● Records to process:
__________________________________________________
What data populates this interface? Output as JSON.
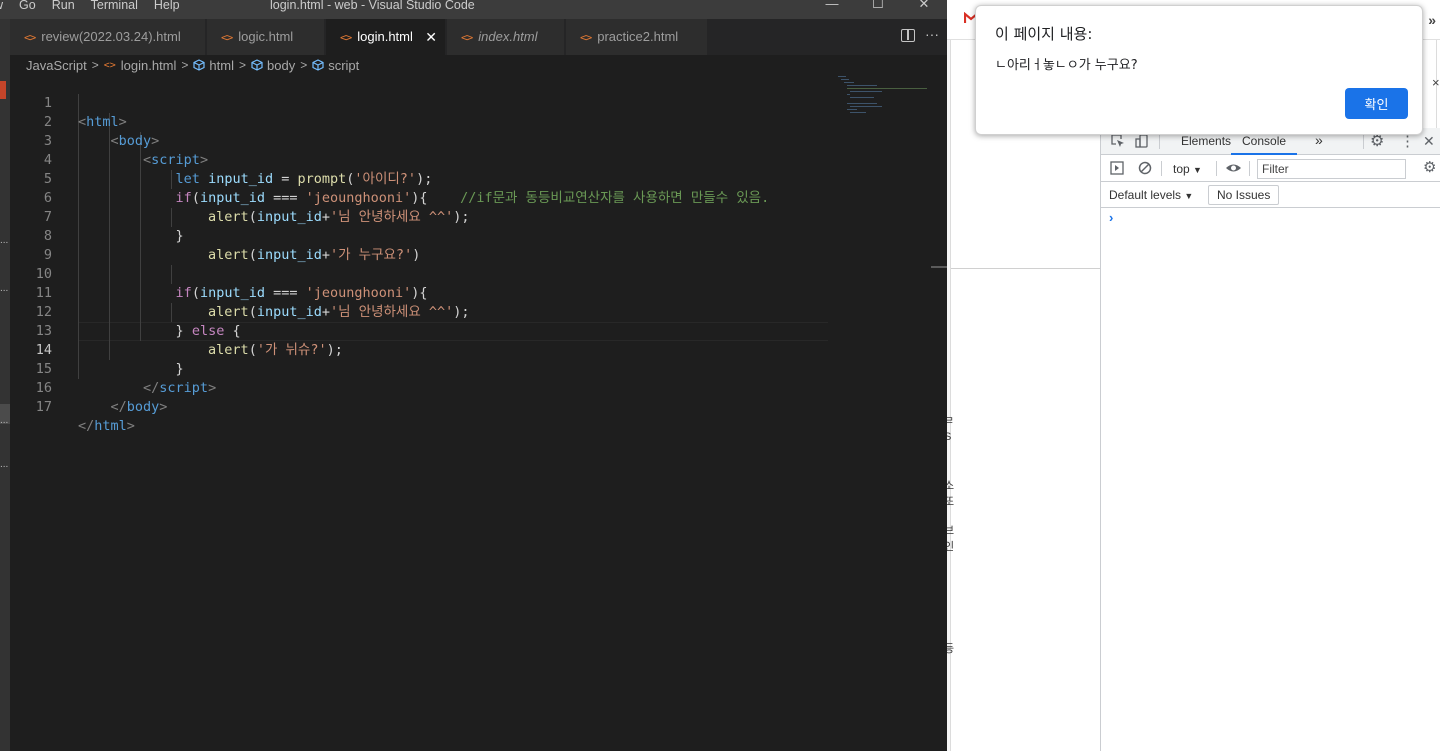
{
  "vscode": {
    "window_title": "login.html - web - Visual Studio Code",
    "menu": [
      "w",
      "Go",
      "Run",
      "Terminal",
      "Help"
    ],
    "window_controls": {
      "minimize": "—",
      "maximize": "☐",
      "close": "✕"
    },
    "tabs": [
      {
        "label": "review(2022.03.24).html",
        "icon": "<>",
        "active": false,
        "italic": false
      },
      {
        "label": "logic.html",
        "icon": "<>",
        "active": false,
        "italic": false
      },
      {
        "label": "login.html",
        "icon": "<>",
        "active": true,
        "italic": false,
        "close": "✕"
      },
      {
        "label": "index.html",
        "icon": "<>",
        "active": false,
        "italic": true
      },
      {
        "label": "practice2.html",
        "icon": "<>",
        "active": false,
        "italic": false
      }
    ],
    "more_actions": "···",
    "breadcrumb": {
      "lang": "JavaScript",
      "file_icon": "<>",
      "file": "login.html",
      "items": [
        "html",
        "body",
        "script"
      ],
      "separator": ">"
    },
    "activity_dots": [
      "...",
      "...",
      "..."
    ],
    "current_line": 14,
    "line_numbers": [
      "1",
      "2",
      "3",
      "4",
      "5",
      "6",
      "7",
      "8",
      "9",
      "10",
      "11",
      "12",
      "13",
      "14",
      "15",
      "16",
      "17"
    ],
    "code": {
      "l1": {
        "open": "<",
        "tag": "html",
        "close": ">"
      },
      "l2": {
        "indent": "    ",
        "open": "<",
        "tag": "body",
        "close": ">"
      },
      "l3": {
        "indent": "        ",
        "open": "<",
        "tag": "script",
        "close": ">"
      },
      "l4": {
        "indent": "            ",
        "kw": "let",
        "var": "input_id",
        "eq": " = ",
        "fn": "prompt",
        "p1": "(",
        "str": "'아이디?'",
        "p2": ");"
      },
      "l5": {
        "indent": "            ",
        "ctl": "if",
        "p1": "(",
        "var": "input_id",
        "op": " === ",
        "str": "'jeounghooni'",
        "p2": "){",
        "gap": "    ",
        "comment": "//if문과 동등비교연산자를 사용하면 만들수 있음."
      },
      "l6": {
        "indent": "                ",
        "fn": "alert",
        "p1": "(",
        "var": "input_id",
        "plus": "+",
        "str": "'님 안녕하세요 ^^'",
        "p2": ");"
      },
      "l7": {
        "indent": "            ",
        "text": "}"
      },
      "l8": {
        "indent": "                ",
        "fn": "alert",
        "p1": "(",
        "var": "input_id",
        "plus": "+",
        "str": "'가 누구요?'",
        "p2": ")"
      },
      "l10": {
        "indent": "            ",
        "ctl": "if",
        "p1": "(",
        "var": "input_id",
        "op": " === ",
        "str": "'jeounghooni'",
        "p2": "){"
      },
      "l11": {
        "indent": "                ",
        "fn": "alert",
        "p1": "(",
        "var": "input_id",
        "plus": "+",
        "str": "'님 안녕하세요 ^^'",
        "p2": ");"
      },
      "l12": {
        "indent": "            ",
        "b1": "} ",
        "ctl": "else",
        "b2": " {"
      },
      "l13": {
        "indent": "                ",
        "fn": "alert",
        "p1": "(",
        "str": "'가 뉘슈?'",
        "p2": ");"
      },
      "l14": {
        "indent": "            ",
        "text": "}"
      },
      "l15": {
        "indent": "        ",
        "open": "</",
        "tag": "script",
        "close": ">"
      },
      "l16": {
        "indent": "    ",
        "open": "</",
        "tag": "body",
        "close": ">"
      },
      "l17": {
        "open": "</",
        "tag": "html",
        "close": ">"
      }
    }
  },
  "chrome": {
    "tabs_more": "»",
    "page_glyphs": [
      "ㄹ",
      "S",
      "소",
      "또",
      "브",
      "인",
      "등"
    ],
    "alert": {
      "title": "이 페이지 내용:",
      "message": "ㄴ아리ㅓ놓ㄴㅇ가 누구요?",
      "ok": "확인"
    },
    "side_close": "×",
    "devtools": {
      "tabs": [
        "Elements",
        "Console"
      ],
      "active_tab": "Console",
      "overflow": "»",
      "menu": "⋮",
      "close": "✕",
      "context": "top",
      "context_arrow": "▼",
      "filter_placeholder": "Filter",
      "levels": "Default levels",
      "levels_arrow": "▼",
      "issues": "No Issues",
      "prompt": "›"
    }
  },
  "colors": {
    "editor_bg": "#1e1e1e",
    "accent": "#1a73e8",
    "tag": "#569cd6",
    "string": "#ce9178",
    "comment": "#6a9955"
  }
}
__________________________________________________
● Goal:
Scan the records above for the string "html", then report every line that contains it.

● Finished task:
    "window_title": "login.html - web - Visual Studio Code",
        "label": "review(2022.03.24).html",
        "label": "logic.html",
        "label": "login.html",
        "label": "index.html",
        "label": "practice2.html",
      "file": "login.html",
        "html",
        "tag": "html",
        "tag": "html",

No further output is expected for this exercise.